## [What you should do]
Transcribe all the entries word for word, but omit the images.

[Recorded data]
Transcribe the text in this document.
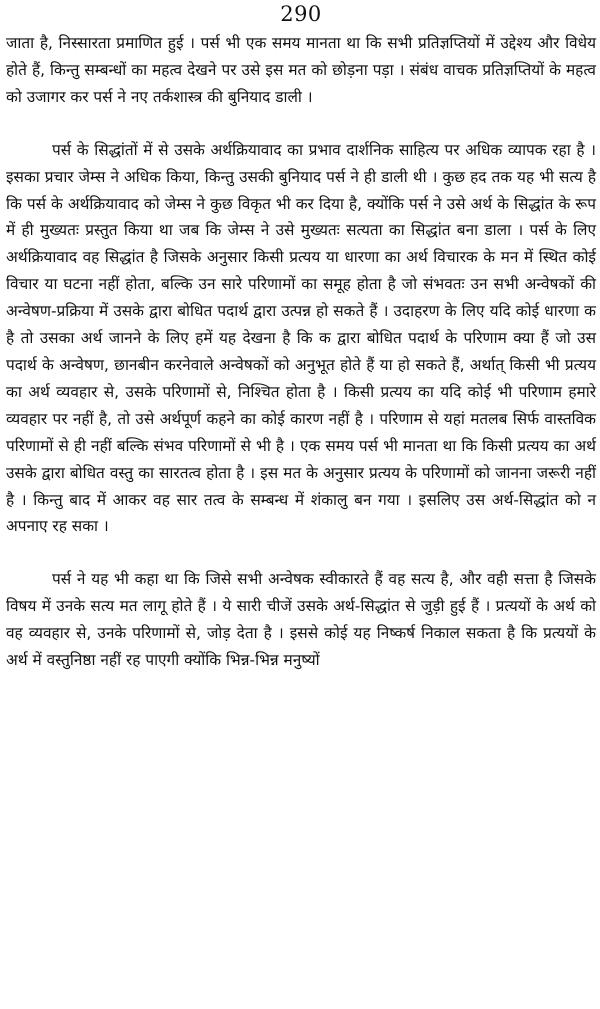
290

जाता है, निस्सारता प्रमाणित हुई । पर्स भी एक समय मानता था कि सभी प्रतिज्ञप्तियों में उद्देश्य और विधेय होते हैं, किन्तु सम्बन्धों का महत्व देखने पर उसे इस मत को छोड़ना पड़ा । संबंध वाचक प्रतिज्ञप्तियों के महत्व को उजागर कर पर्स ने नए तर्कशास्त्र की बुनियाद डाली ।

पर्स के सिद्धांतों में से उसके अर्थक्रियावाद का प्रभाव दार्शनिक साहित्य पर अधिक व्यापक रहा है । इसका प्रचार जेम्स ने अधिक किया, किन्तु उसकी बुनियाद पर्स ने ही डाली थी । कुछ हद तक यह भी सत्य है कि पर्स के अर्थक्रियावाद को जेम्स ने कुछ विकृत भी कर दिया है, क्योंकि पर्स ने उसे अर्थ के सिद्धांत के रूप में ही मुख्यतः प्रस्तुत किया था जब कि जेम्स ने उसे मुख्यतः सत्यता का सिद्धांत बना डाला । पर्स के लिए अर्थक्रियावाद वह सिद्धांत है जिसके अनुसार किसी प्रत्यय या धारणा का अर्थ विचारक के मन में स्थित कोई विचार या घटना नहीं होता, बल्कि उन सारे परिणामों का समूह होता है जो संभवतः उन सभी अन्वेषकों की अन्वेषण-प्रक्रिया में उसके द्वारा बोधित पदार्थ द्वारा उत्पन्न हो सकते हैं । उदाहरण के लिए यदि कोई धारणा क है तो उसका अर्थ जानने के लिए हमें यह देखना है कि क द्वारा बोधित पदार्थ के परिणाम क्या हैं जो उस पदार्थ के अन्वेषण, छानबीन करनेवाले अन्वेषकों को अनुभूत होते हैं या हो सकते हैं, अर्थात् किसी भी प्रत्यय का अर्थ व्यवहार से, उसके परिणामों से, निश्चित होता है । किसी प्रत्यय का यदि कोई भी परिणाम हमारे व्यवहार पर नहीं है, तो उसे अर्थपूर्ण कहने का कोई कारण नहीं है । परिणाम से यहां मतलब सिर्फ वास्तविक परिणामों से ही नहीं बल्कि संभव परिणामों से भी है । एक समय पर्स भी मानता था कि किसी प्रत्यय का अर्थ उसके द्वारा बोधित वस्तु का सारतत्व होता है । इस मत के अनुसार प्रत्यय के परिणामों को जानना जरूरी नहीं है । किन्तु बाद में आकर वह सार तत्व के सम्बन्ध में शंकालु बन गया । इसलिए उस अर्थ-सिद्धांत को न अपनाए रह सका ।

पर्स ने यह भी कहा था कि जिसे सभी अन्वेषक स्वीकारते हैं वह सत्य है, और वही सत्ता है जिसके विषय में उनके सत्य मत लागू होते हैं । ये सारी चीजें उसके अर्थ-सिद्धांत से जुड़ी हुई हैं । प्रत्ययों के अर्थ को वह व्यवहार से, उनके परिणामों से, जोड़ देता है । इससे कोई यह निष्कर्ष निकाल सकता है कि प्रत्ययों के अर्थ में वस्तुनिष्ठा नहीं रह पाएगी क्योंकि भिन्न-भिन्न मनुष्यों
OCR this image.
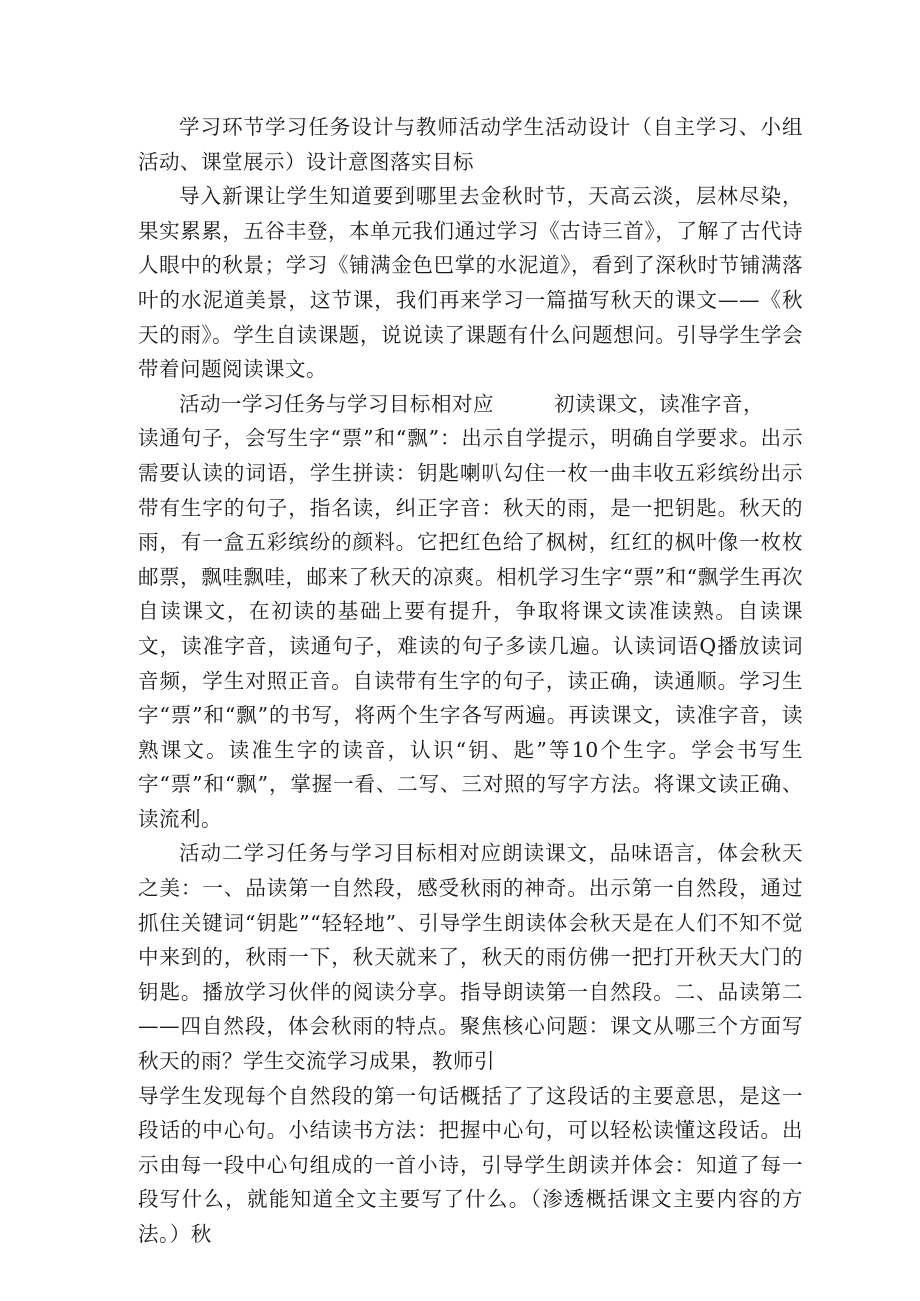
学习环节学习任务设计与教师活动学生活动设计（自主学习、小组活动、课堂展示）设计意图落实目标

导入新课让学生知道要到哪里去金秋时节，天高云淡，层林尽染，果实累累，五谷丰登，本单元我们通过学习《古诗三首》，了解了古代诗人眼中的秋景；学习《铺满金色巴掌的水泥道》，看到了深秋时节铺满落叶的水泥道美景，这节课，我们再来学习一篇描写秋天的课文——《秋天的雨》。学生自读课题，说说读了课题有什么问题想问。引导学生学会带着问题阅读课文。

活动一学习任务与学习目标相对应	初读课文，读准字音，
读通句子，会写生字“票”和“飘”：出示自学提示，明确自学要求。出示需要认读的词语，学生拼读：钥匙喇叭勾住一枚一曲丰收五彩缤纷出示带有生字的句子，指名读，纠正字音：秋天的雨，是一把钥匙。秋天的雨，有一盒五彩缤纷的颜料。它把红色给了枫树，红红的枫叶像一枚枚邮票，飘哇飘哇，邮来了秋天的凉爽。相机学习生字“票”和“飘学生再次自读课文，在初读的基础上要有提升，争取将课文读准读熟。自读课文，读准字音，读通句子，难读的句子多读几遍。认读词语Q播放读词音频，学生对照正音。自读带有生字的句子，读正确，读通顺。学习生字“票”和“飘”的书写，将两个生字各写两遍。再读课文，读准字音，读熟课文。读准生字的读音，认识“钥、匙”等10个生字。学会书写生字“票”和“飘”，掌握一看、二写、三对照的写字方法。将课文读正确、读流利。

活动二学习任务与学习目标相对应朗读课文，品味语言，体会秋天之美：一、品读第一自然段，感受秋雨的神奇。出示第一自然段，通过抓住关键词“钥匙”“轻轻地”、引导学生朗读体会秋天是在人们不知不觉中来到的，秋雨一下，秋天就来了，秋天的雨仿佛一把打开秋天大门的钥匙。播放学习伙伴的阅读分享。指导朗读第一自然段。二、品读第二——四自然段，体会秋雨的特点。聚焦核心问题：课文从哪三个方面写秋天的雨？学生交流学习成果，教师引

导学生发现每个自然段的第一句话概括了了这段话的主要意思，是这一段话的中心句。小结读书方法：把握中心句，可以轻松读懂这段话。出示由每一段中心句组成的一首小诗，引导学生朗读并体会：知道了每一段写什么，就能知道全文主要写了什么。（渗透概括课文主要内容的方法。）秋
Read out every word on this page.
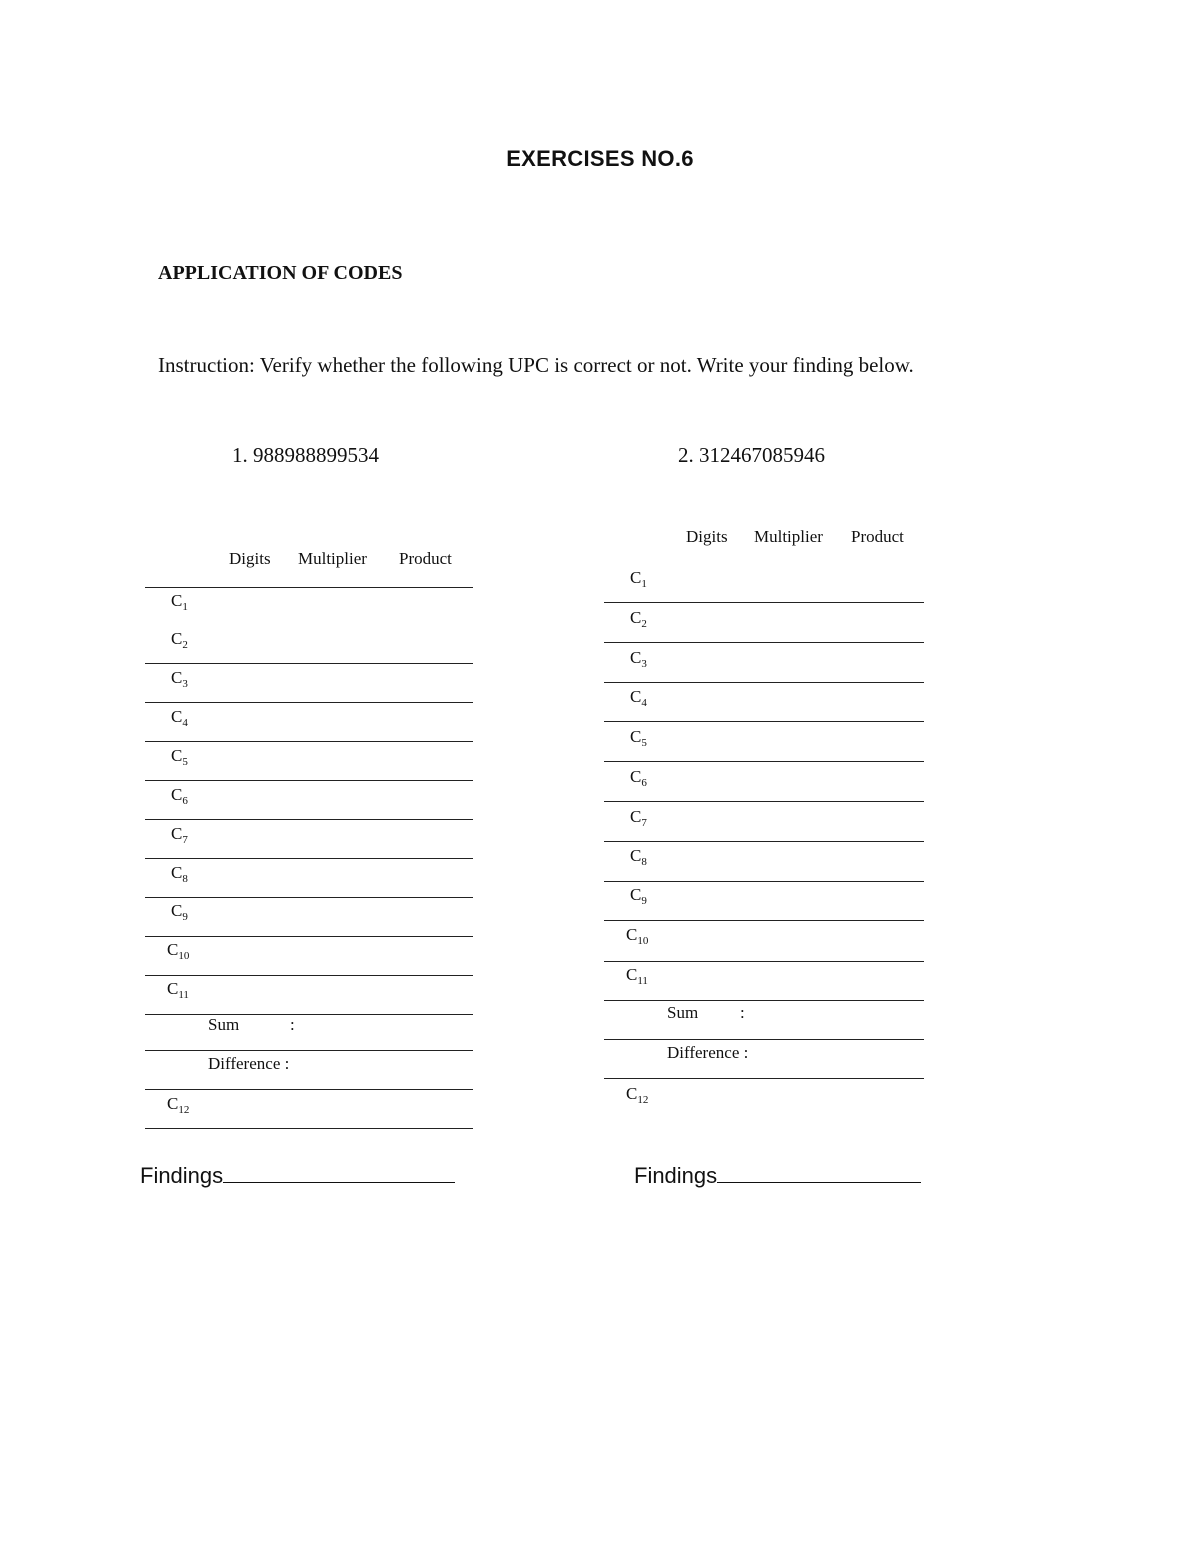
EXERCISES NO.6
APPLICATION OF CODES
Instruction: Verify whether the following UPC is correct or not. Write your finding below.
1. 988988899534	2. 312467085946
Digits Multiplier Product
$C_1$
$C_2$
$C_3$
$C_4$
$C_5$
$C_6$
$C_7$
$C_8$
$C_9$
$C_{10}$
$C_{11}$
Sum	:
Difference :
$C_{12}$
Digits Multiplier Product
$C_1$
$C_2$
$C_3$
$C_4$
$C_5$
$C_6$
$C_7$
$C_8$
$C_9$
$C_{10}$
$C_{11}$
Sum :
Difference :
$C_{12}$
Findings	Findings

## [Task response]
Transcribe the text in this document.
290

जाता है, निस्सारता प्रमाणित हुई । पर्स भी एक समय मानता था कि सभी प्रतिज्ञप्तियों में उद्देश्य और विधेय होते हैं, किन्तु सम्बन्धों का महत्व देखने पर उसे इस मत को छोड़ना पड़ा । संबंध वाचक प्रतिज्ञप्तियों के महत्व को उजागर कर पर्स ने नए तर्कशास्त्र की बुनियाद डाली ।

पर्स के सिद्धांतों में से उसके अर्थक्रियावाद का प्रभाव दार्शनिक साहित्य पर अधिक व्यापक रहा है । इसका प्रचार जेम्स ने अधिक किया, किन्तु उसकी बुनियाद पर्स ने ही डाली थी । कुछ हद तक यह भी सत्य है कि पर्स के अर्थक्रियावाद को जेम्स ने कुछ विकृत भी कर दिया है, क्योंकि पर्स ने उसे अर्थ के सिद्धांत के रूप में ही मुख्यतः प्रस्तुत किया था जब कि जेम्स ने उसे मुख्यतः सत्यता का सिद्धांत बना डाला । पर्स के लिए अर्थक्रियावाद वह सिद्धांत है जिसके अनुसार किसी प्रत्यय या धारणा का अर्थ विचारक के मन में स्थित कोई विचार या घटना नहीं होता, बल्कि उन सारे परिणामों का समूह होता है जो संभवतः उन सभी अन्वेषकों की अन्वेषण-प्रक्रिया में उसके द्वारा बोधित पदार्थ द्वारा उत्पन्न हो सकते हैं । उदाहरण के लिए यदि कोई धारणा क है तो उसका अर्थ जानने के लिए हमें यह देखना है कि क द्वारा बोधित पदार्थ के परिणाम क्या हैं जो उस पदार्थ के अन्वेषण, छानबीन करनेवाले अन्वेषकों को अनुभूत होते हैं या हो सकते हैं, अर्थात् किसी भी प्रत्यय का अर्थ व्यवहार से, उसके परिणामों से, निश्चित होता है । किसी प्रत्यय का यदि कोई भी परिणाम हमारे व्यवहार पर नहीं है, तो उसे अर्थपूर्ण कहने का कोई कारण नहीं है । परिणाम से यहां मतलब सिर्फ वास्तविक परिणामों से ही नहीं बल्कि संभव परिणामों से भी है । एक समय पर्स भी मानता था कि किसी प्रत्यय का अर्थ उसके द्वारा बोधित वस्तु का सारतत्व होता है । इस मत के अनुसार प्रत्यय के परिणामों को जानना जरूरी नहीं है । किन्तु बाद में आकर वह सार तत्व के सम्बन्ध में शंकालु बन गया । इसलिए उस अर्थ-सिद्धांत को न अपनाए रह सका ।

पर्स ने यह भी कहा था कि जिसे सभी अन्वेषक स्वीकारते हैं वह सत्य है, और वही सत्ता है जिसके विषय में उनके सत्य मत लागू होते हैं । ये सारी चीजें उसके अर्थ-सिद्धांत से जुड़ी हुई हैं । प्रत्ययों के अर्थ को वह व्यवहार से, उनके परिणामों से, जोड़ देता है । इससे कोई यह निष्कर्ष निकाल सकता है कि प्रत्ययों के अर्थ में वस्तुनिष्ठा नहीं रह पाएगी क्योंकि भिन्न-भिन्न मनुष्यों
OCR this image.
学习环节学习任务设计与教师活动学生活动设计（自主学习、小组活动、课堂展示）设计意图落实目标

导入新课让学生知道要到哪里去金秋时节，天高云淡，层林尽染，果实累累，五谷丰登，本单元我们通过学习《古诗三首》，了解了古代诗人眼中的秋景；学习《铺满金色巴掌的水泥道》，看到了深秋时节铺满落叶的水泥道美景，这节课，我们再来学习一篇描写秋天的课文——《秋天的雨》。学生自读课题，说说读了课题有什么问题想问。引导学生学会带着问题阅读课文。

活动一学习任务与学习目标相对应	初读课文，读准字音，
读通句子，会写生字“票”和“飘”：出示自学提示，明确自学要求。出示需要认读的词语，学生拼读：钥匙喇叭勾住一枚一曲丰收五彩缤纷出示带有生字的句子，指名读，纠正字音：秋天的雨，是一把钥匙。秋天的雨，有一盒五彩缤纷的颜料。它把红色给了枫树，红红的枫叶像一枚枚邮票，飘哇飘哇，邮来了秋天的凉爽。相机学习生字“票”和“飘学生再次自读课文，在初读的基础上要有提升，争取将课文读准读熟。自读课文，读准字音，读通句子，难读的句子多读几遍。认读词语Q播放读词音频，学生对照正音。自读带有生字的句子，读正确，读通顺。学习生字“票”和“飘”的书写，将两个生字各写两遍。再读课文，读准字音，读熟课文。读准生字的读音，认识“钥、匙”等10个生字。学会书写生字“票”和“飘”，掌握一看、二写、三对照的写字方法。将课文读正确、读流利。

活动二学习任务与学习目标相对应朗读课文，品味语言，体会秋天之美：一、品读第一自然段，感受秋雨的神奇。出示第一自然段，通过抓住关键词“钥匙”“轻轻地”、引导学生朗读体会秋天是在人们不知不觉中来到的，秋雨一下，秋天就来了，秋天的雨仿佛一把打开秋天大门的钥匙。播放学习伙伴的阅读分享。指导朗读第一自然段。二、品读第二——四自然段，体会秋雨的特点。聚焦核心问题：课文从哪三个方面写秋天的雨？学生交流学习成果，教师引

导学生发现每个自然段的第一句话概括了了这段话的主要意思，是这一段话的中心句。小结读书方法：把握中心句，可以轻松读懂这段话。出示由每一段中心句组成的一首小诗，引导学生朗读并体会：知道了每一段写什么，就能知道全文主要写了什么。（渗透概括课文主要内容的方法。）秋
Read out every word on this page.
EXERCISES NO.6
APPLICATION OF CODES
Instruction: Verify whether the following UPC is correct or not. Write your finding below.
1. 988988899534	2. 312467085946
Digits Multiplier Product
$C_1$
$C_2$
$C_3$
$C_4$
$C_5$
$C_6$
$C_7$
$C_8$
$C_9$
$C_{10}$
$C_{11}$
Sum	:
Difference :
$C_{12}$
Digits Multiplier Product
$C_1$
$C_2$
$C_3$
$C_4$
$C_5$
$C_6$
$C_7$
$C_8$
$C_9$
$C_{10}$
$C_{11}$
Sum :
Difference :
$C_{12}$
Findings	Findings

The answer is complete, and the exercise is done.